PROMPT —
Copy out every one of the records below word for word, leaving out the pictures.

DATA LISTING —

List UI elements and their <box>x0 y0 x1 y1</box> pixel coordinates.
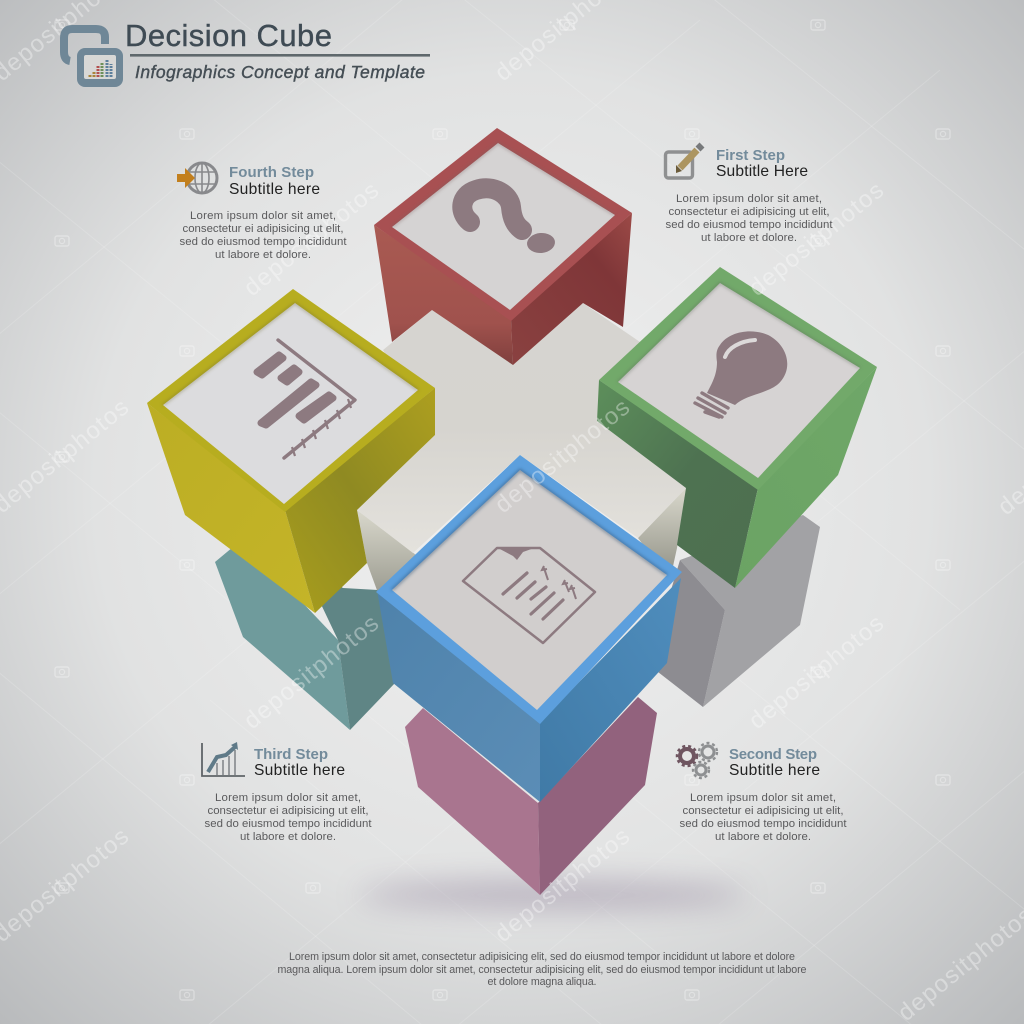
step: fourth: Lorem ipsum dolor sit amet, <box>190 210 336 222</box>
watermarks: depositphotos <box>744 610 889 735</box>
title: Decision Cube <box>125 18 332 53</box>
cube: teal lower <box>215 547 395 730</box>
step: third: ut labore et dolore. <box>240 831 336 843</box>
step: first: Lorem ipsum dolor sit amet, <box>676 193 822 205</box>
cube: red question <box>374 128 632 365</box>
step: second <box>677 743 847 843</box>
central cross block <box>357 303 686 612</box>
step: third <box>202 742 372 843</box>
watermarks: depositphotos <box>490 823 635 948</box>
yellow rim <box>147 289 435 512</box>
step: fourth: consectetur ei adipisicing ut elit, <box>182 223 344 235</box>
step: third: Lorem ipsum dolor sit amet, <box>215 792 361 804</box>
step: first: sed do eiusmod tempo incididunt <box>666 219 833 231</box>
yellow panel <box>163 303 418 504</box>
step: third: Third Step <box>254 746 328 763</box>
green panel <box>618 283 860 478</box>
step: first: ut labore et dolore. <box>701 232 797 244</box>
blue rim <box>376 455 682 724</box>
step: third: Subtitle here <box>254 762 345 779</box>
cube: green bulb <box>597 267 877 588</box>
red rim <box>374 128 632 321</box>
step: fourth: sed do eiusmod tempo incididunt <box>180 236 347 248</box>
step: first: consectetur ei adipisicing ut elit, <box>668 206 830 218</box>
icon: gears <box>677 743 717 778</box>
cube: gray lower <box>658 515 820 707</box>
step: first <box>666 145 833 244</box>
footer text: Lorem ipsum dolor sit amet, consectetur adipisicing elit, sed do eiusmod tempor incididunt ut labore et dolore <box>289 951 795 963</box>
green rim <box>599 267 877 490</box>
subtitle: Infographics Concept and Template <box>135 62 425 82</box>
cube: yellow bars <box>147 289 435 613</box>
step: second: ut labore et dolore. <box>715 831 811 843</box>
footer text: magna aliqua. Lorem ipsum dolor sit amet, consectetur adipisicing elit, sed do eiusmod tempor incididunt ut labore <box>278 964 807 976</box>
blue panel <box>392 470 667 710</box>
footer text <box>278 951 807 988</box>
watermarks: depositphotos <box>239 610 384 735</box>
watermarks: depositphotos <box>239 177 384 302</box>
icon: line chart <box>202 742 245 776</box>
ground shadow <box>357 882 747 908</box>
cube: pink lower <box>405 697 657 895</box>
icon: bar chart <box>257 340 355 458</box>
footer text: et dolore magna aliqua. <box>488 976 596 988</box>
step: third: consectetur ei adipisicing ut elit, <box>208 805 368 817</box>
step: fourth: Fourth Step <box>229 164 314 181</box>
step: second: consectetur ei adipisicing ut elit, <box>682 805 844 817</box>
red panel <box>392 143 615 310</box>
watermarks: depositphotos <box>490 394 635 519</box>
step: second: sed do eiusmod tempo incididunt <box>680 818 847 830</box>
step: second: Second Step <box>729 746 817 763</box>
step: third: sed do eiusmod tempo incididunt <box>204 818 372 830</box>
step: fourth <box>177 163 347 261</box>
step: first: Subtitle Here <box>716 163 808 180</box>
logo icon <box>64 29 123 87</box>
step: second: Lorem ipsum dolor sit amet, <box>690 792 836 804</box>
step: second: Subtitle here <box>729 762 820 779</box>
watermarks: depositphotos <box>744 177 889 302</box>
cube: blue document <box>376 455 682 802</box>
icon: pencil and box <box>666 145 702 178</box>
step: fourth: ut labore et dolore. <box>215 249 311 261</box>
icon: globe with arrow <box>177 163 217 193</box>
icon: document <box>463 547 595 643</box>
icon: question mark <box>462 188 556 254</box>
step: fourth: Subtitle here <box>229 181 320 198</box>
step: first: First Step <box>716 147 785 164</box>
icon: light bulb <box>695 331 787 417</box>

ANSWER FOR THE TASK —
List UI elements and their <box>x0 y0 x1 y1</box> pixel coordinates.
step: fourth: Lorem ipsum dolor sit amet, <box>190 210 336 222</box>
watermarks: depositphotos <box>744 610 889 735</box>
title: Decision Cube <box>125 18 332 53</box>
cube: teal lower <box>215 547 395 730</box>
step: third: ut labore et dolore. <box>240 831 336 843</box>
step: first: Lorem ipsum dolor sit amet, <box>676 193 822 205</box>
cube: red question <box>374 128 632 365</box>
step: second <box>677 743 847 843</box>
central cross block <box>357 303 686 612</box>
step: third <box>202 742 372 843</box>
watermarks: depositphotos <box>490 823 635 948</box>
yellow rim <box>147 289 435 512</box>
step: fourth: consectetur ei adipisicing ut elit, <box>182 223 344 235</box>
step: third: Lorem ipsum dolor sit amet, <box>215 792 361 804</box>
step: first: sed do eiusmod tempo incididunt <box>666 219 833 231</box>
yellow panel <box>163 303 418 504</box>
step: third: Third Step <box>254 746 328 763</box>
green panel <box>618 283 860 478</box>
step: first: ut labore et dolore. <box>701 232 797 244</box>
blue rim <box>376 455 682 724</box>
step: third: Subtitle here <box>254 762 345 779</box>
cube: green bulb <box>597 267 877 588</box>
red rim <box>374 128 632 321</box>
step: fourth: sed do eiusmod tempo incididunt <box>180 236 347 248</box>
step: first: consectetur ei adipisicing ut elit, <box>668 206 830 218</box>
icon: gears <box>677 743 717 778</box>
cube: gray lower <box>658 515 820 707</box>
step: first <box>666 145 833 244</box>
footer text: Lorem ipsum dolor sit amet, consectetur adipisicing elit, sed do eiusmod tempor incididunt ut labore et dolore <box>289 951 795 963</box>
green rim <box>599 267 877 490</box>
subtitle: Infographics Concept and Template <box>135 62 425 82</box>
cube: yellow bars <box>147 289 435 613</box>
step: second: ut labore et dolore. <box>715 831 811 843</box>
footer text: magna aliqua. Lorem ipsum dolor sit amet, consectetur adipisicing elit, sed do eiusmod tempor incididunt ut labore <box>278 964 807 976</box>
blue panel <box>392 470 667 710</box>
footer text <box>278 951 807 988</box>
watermarks: depositphotos <box>239 610 384 735</box>
watermarks: depositphotos <box>239 177 384 302</box>
icon: line chart <box>202 742 245 776</box>
ground shadow <box>357 882 747 908</box>
cube: pink lower <box>405 697 657 895</box>
icon: bar chart <box>257 340 355 458</box>
footer text: et dolore magna aliqua. <box>488 976 596 988</box>
step: third: consectetur ei adipisicing ut elit, <box>208 805 368 817</box>
step: fourth: Fourth Step <box>229 164 314 181</box>
step: second: consectetur ei adipisicing ut elit, <box>682 805 844 817</box>
red panel <box>392 143 615 310</box>
watermarks: depositphotos <box>490 394 635 519</box>
step: second: sed do eiusmod tempo incididunt <box>680 818 847 830</box>
step: second: Second Step <box>729 746 817 763</box>
step: third: sed do eiusmod tempo incididunt <box>204 818 372 830</box>
step: fourth <box>177 163 347 261</box>
step: first: Subtitle Here <box>716 163 808 180</box>
logo icon <box>64 29 123 87</box>
step: second: Lorem ipsum dolor sit amet, <box>690 792 836 804</box>
step: second: Subtitle here <box>729 762 820 779</box>
watermarks: depositphotos <box>744 177 889 302</box>
cube: blue document <box>376 455 682 802</box>
icon: pencil and box <box>666 145 702 178</box>
step: fourth: ut labore et dolore. <box>215 249 311 261</box>
icon: globe with arrow <box>177 163 217 193</box>
icon: document <box>463 547 595 643</box>
icon: question mark <box>462 188 556 254</box>
step: fourth: Subtitle here <box>229 181 320 198</box>
step: first: First Step <box>716 147 785 164</box>
icon: light bulb <box>695 331 787 417</box>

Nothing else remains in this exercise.